### Work to complete
Your task is to print all of the material verbatim.

### Supplied information

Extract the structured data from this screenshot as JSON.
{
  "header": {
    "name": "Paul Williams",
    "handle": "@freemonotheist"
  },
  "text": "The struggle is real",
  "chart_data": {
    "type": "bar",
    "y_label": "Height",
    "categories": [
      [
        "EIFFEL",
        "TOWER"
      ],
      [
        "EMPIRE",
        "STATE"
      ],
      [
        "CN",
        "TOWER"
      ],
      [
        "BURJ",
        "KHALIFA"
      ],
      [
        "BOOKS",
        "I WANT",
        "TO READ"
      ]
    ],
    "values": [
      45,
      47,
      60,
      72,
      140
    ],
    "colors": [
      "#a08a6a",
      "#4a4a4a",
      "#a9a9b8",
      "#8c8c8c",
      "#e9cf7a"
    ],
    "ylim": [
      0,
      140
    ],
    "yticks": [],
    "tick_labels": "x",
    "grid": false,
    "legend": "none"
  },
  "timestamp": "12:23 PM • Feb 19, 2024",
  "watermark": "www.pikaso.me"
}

### Result of this exercise
Extract the structured data from this screenshot as JSON.
{
  "header": {
    "name": "Paul Williams",
    "handle": "@freemonotheist"
  },
  "text": "The struggle is real",
  "chart_data": {
    "type": "bar",
    "y_label": "Height",
    "categories": [
      [
        "EIFFEL",
        "TOWER"
      ],
      [
        "EMPIRE",
        "STATE"
      ],
      [
        "CN",
        "TOWER"
      ],
      [
        "BURJ",
        "KHALIFA"
      ],
      [
        "BOOKS",
        "I WANT",
        "TO READ"
      ]
    ],
    "values": [
      45,
      47,
      60,
      72,
      140
    ],
    "colors": [
      "#a08a6a",
      "#4a4a4a",
      "#a9a9b8",
      "#8c8c8c",
      "#e9cf7a"
    ],
    "ylim": [
      0,
      140
    ],
    "yticks": [],
    "tick_labels": "x",
    "grid": false,
    "legend": "none"
  },
  "timestamp": "12:23 PM • Feb 19, 2024",
  "watermark": "www.pikaso.me"
}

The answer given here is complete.